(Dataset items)
^^^^
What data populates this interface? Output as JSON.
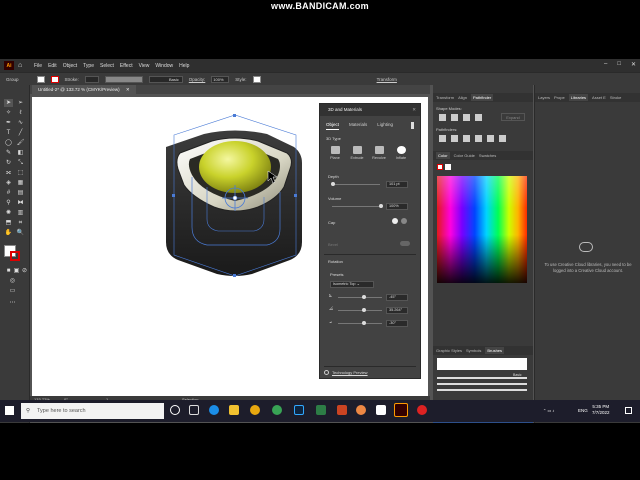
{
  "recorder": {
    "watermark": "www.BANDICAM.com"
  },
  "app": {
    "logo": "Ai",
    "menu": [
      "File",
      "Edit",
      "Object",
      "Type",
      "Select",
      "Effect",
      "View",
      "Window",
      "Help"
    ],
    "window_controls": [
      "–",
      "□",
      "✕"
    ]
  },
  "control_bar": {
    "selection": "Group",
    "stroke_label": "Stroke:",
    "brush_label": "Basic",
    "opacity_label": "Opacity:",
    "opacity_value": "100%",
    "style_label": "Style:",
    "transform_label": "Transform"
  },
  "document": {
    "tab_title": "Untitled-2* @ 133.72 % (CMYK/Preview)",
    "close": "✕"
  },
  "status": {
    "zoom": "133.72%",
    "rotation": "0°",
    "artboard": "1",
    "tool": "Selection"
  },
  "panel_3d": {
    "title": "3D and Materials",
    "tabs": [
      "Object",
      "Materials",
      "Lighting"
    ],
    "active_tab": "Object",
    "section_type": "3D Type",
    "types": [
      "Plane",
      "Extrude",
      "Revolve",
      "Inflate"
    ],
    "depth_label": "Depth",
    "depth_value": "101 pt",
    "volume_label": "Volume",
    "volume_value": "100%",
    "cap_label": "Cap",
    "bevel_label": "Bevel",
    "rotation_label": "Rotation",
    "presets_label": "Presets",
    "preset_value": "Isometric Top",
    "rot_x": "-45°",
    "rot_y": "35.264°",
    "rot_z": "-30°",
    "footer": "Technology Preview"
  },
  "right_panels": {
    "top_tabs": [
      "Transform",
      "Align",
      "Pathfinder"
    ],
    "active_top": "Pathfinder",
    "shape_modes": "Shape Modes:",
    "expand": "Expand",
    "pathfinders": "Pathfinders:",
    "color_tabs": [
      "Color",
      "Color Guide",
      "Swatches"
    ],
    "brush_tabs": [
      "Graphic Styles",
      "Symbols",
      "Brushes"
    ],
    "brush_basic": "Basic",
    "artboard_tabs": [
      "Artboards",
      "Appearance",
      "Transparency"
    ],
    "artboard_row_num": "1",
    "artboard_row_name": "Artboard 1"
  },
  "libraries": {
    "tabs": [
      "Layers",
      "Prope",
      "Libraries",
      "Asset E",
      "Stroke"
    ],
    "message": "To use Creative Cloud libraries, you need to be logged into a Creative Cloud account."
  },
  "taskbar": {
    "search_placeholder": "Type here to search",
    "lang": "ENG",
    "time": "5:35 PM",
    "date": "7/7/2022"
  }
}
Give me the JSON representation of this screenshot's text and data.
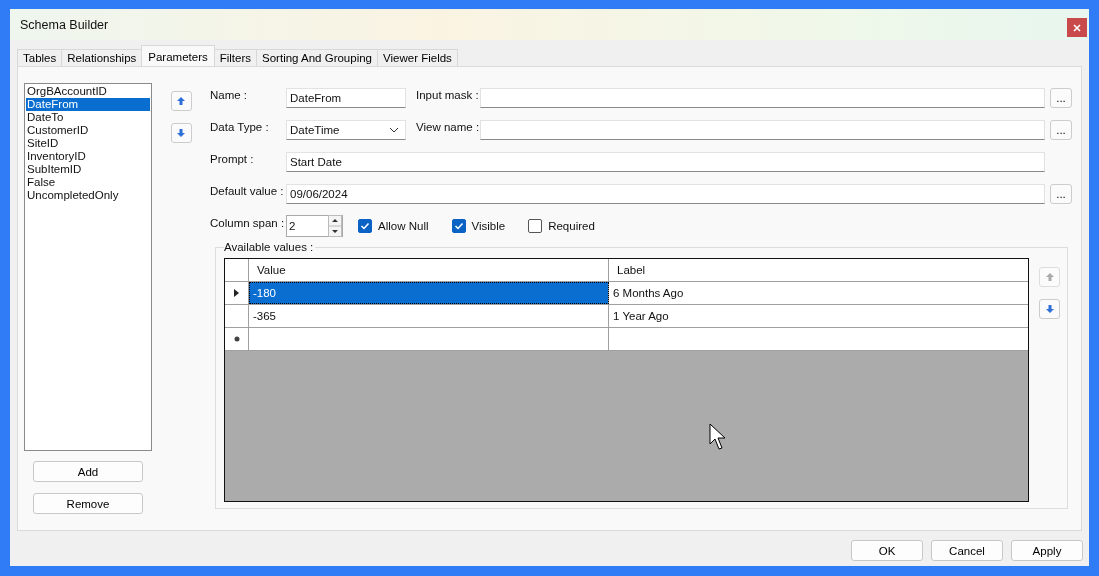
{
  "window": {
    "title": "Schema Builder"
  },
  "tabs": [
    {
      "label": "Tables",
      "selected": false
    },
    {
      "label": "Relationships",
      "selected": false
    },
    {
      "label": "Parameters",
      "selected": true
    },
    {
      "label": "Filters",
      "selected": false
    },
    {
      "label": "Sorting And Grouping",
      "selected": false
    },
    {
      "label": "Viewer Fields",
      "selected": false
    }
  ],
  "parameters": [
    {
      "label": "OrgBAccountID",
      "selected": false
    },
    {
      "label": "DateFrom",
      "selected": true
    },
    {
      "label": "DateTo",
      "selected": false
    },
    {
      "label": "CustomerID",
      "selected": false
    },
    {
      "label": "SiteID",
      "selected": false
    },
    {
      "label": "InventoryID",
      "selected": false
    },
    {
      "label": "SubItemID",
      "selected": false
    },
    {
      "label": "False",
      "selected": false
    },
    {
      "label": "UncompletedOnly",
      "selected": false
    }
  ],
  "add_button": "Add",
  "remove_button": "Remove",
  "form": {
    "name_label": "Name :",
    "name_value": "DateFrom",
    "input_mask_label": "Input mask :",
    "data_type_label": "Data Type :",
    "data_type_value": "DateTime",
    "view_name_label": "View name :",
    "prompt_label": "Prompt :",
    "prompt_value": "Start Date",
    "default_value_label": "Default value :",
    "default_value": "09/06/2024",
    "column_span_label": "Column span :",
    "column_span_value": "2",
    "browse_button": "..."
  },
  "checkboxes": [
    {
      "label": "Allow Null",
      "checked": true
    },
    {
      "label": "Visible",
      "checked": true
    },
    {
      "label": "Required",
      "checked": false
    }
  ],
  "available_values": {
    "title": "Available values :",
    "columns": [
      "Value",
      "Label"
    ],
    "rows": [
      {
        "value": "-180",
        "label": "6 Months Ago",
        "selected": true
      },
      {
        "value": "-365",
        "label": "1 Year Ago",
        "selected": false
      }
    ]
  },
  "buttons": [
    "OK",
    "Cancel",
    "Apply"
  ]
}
^^^^
* **Task requirements**
Quote the material word for word, dropping any images it holds.

* **Expected answer**
What data populates this interface? Output as JSON.
{
  "recorder": {
    "watermark": "www.BANDICAM.com"
  },
  "app": {
    "logo": "Ai",
    "menu": [
      "File",
      "Edit",
      "Object",
      "Type",
      "Select",
      "Effect",
      "View",
      "Window",
      "Help"
    ],
    "window_controls": [
      "–",
      "□",
      "✕"
    ]
  },
  "control_bar": {
    "selection": "Group",
    "stroke_label": "Stroke:",
    "brush_label": "Basic",
    "opacity_label": "Opacity:",
    "opacity_value": "100%",
    "style_label": "Style:",
    "transform_label": "Transform"
  },
  "document": {
    "tab_title": "Untitled-2* @ 133.72 % (CMYK/Preview)",
    "close": "✕"
  },
  "status": {
    "zoom": "133.72%",
    "rotation": "0°",
    "artboard": "1",
    "tool": "Selection"
  },
  "panel_3d": {
    "title": "3D and Materials",
    "tabs": [
      "Object",
      "Materials",
      "Lighting"
    ],
    "active_tab": "Object",
    "section_type": "3D Type",
    "types": [
      "Plane",
      "Extrude",
      "Revolve",
      "Inflate"
    ],
    "depth_label": "Depth",
    "depth_value": "101 pt",
    "volume_label": "Volume",
    "volume_value": "100%",
    "cap_label": "Cap",
    "bevel_label": "Bevel",
    "rotation_label": "Rotation",
    "presets_label": "Presets",
    "preset_value": "Isometric Top",
    "rot_x": "-45°",
    "rot_y": "35.264°",
    "rot_z": "-30°",
    "footer": "Technology Preview"
  },
  "right_panels": {
    "top_tabs": [
      "Transform",
      "Align",
      "Pathfinder"
    ],
    "active_top": "Pathfinder",
    "shape_modes": "Shape Modes:",
    "expand": "Expand",
    "pathfinders": "Pathfinders:",
    "color_tabs": [
      "Color",
      "Color Guide",
      "Swatches"
    ],
    "brush_tabs": [
      "Graphic Styles",
      "Symbols",
      "Brushes"
    ],
    "brush_basic": "Basic",
    "artboard_tabs": [
      "Artboards",
      "Appearance",
      "Transparency"
    ],
    "artboard_row_num": "1",
    "artboard_row_name": "Artboard 1"
  },
  "libraries": {
    "tabs": [
      "Layers",
      "Prope",
      "Libraries",
      "Asset E",
      "Stroke"
    ],
    "message": "To use Creative Cloud libraries, you need to be logged into a Creative Cloud account."
  },
  "taskbar": {
    "search_placeholder": "Type here to search",
    "lang": "ENG",
    "time": "5:35 PM",
    "date": "7/7/2022"
  }
}
Give me the JSON representation of this screenshot's text and data.
{
  "window": {
    "title": "Schema Builder"
  },
  "tabs": [
    {
      "label": "Tables",
      "selected": false
    },
    {
      "label": "Relationships",
      "selected": false
    },
    {
      "label": "Parameters",
      "selected": true
    },
    {
      "label": "Filters",
      "selected": false
    },
    {
      "label": "Sorting And Grouping",
      "selected": false
    },
    {
      "label": "Viewer Fields",
      "selected": false
    }
  ],
  "parameters": [
    {
      "label": "OrgBAccountID",
      "selected": false
    },
    {
      "label": "DateFrom",
      "selected": true
    },
    {
      "label": "DateTo",
      "selected": false
    },
    {
      "label": "CustomerID",
      "selected": false
    },
    {
      "label": "SiteID",
      "selected": false
    },
    {
      "label": "InventoryID",
      "selected": false
    },
    {
      "label": "SubItemID",
      "selected": false
    },
    {
      "label": "False",
      "selected": false
    },
    {
      "label": "UncompletedOnly",
      "selected": false
    }
  ],
  "add_button": "Add",
  "remove_button": "Remove",
  "form": {
    "name_label": "Name :",
    "name_value": "DateFrom",
    "input_mask_label": "Input mask :",
    "data_type_label": "Data Type :",
    "data_type_value": "DateTime",
    "view_name_label": "View name :",
    "prompt_label": "Prompt :",
    "prompt_value": "Start Date",
    "default_value_label": "Default value :",
    "default_value": "09/06/2024",
    "column_span_label": "Column span :",
    "column_span_value": "2",
    "browse_button": "..."
  },
  "checkboxes": [
    {
      "label": "Allow Null",
      "checked": true
    },
    {
      "label": "Visible",
      "checked": true
    },
    {
      "label": "Required",
      "checked": false
    }
  ],
  "available_values": {
    "title": "Available values :",
    "columns": [
      "Value",
      "Label"
    ],
    "rows": [
      {
        "value": "-180",
        "label": "6 Months Ago",
        "selected": true
      },
      {
        "value": "-365",
        "label": "1 Year Ago",
        "selected": false
      }
    ]
  },
  "buttons": [
    "OK",
    "Cancel",
    "Apply"
  ]
}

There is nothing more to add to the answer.